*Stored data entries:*
=== Begin Enclosure ===
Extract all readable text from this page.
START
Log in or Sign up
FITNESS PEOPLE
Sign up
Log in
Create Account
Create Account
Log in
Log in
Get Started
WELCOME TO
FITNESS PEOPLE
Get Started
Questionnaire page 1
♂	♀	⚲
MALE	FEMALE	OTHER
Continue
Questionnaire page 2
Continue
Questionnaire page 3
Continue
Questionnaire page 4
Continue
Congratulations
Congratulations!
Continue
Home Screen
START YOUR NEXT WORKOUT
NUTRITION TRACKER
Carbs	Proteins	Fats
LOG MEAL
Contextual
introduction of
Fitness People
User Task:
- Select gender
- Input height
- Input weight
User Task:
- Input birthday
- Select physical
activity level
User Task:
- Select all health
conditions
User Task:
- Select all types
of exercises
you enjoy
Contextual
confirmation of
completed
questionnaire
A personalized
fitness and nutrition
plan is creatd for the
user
=== End Enclosure ===
*PROBLEM REQUIREMENTS:*
Give the number of lines in the records that hold the word "Select", with no other words.

*TASK RESPONSE:*
4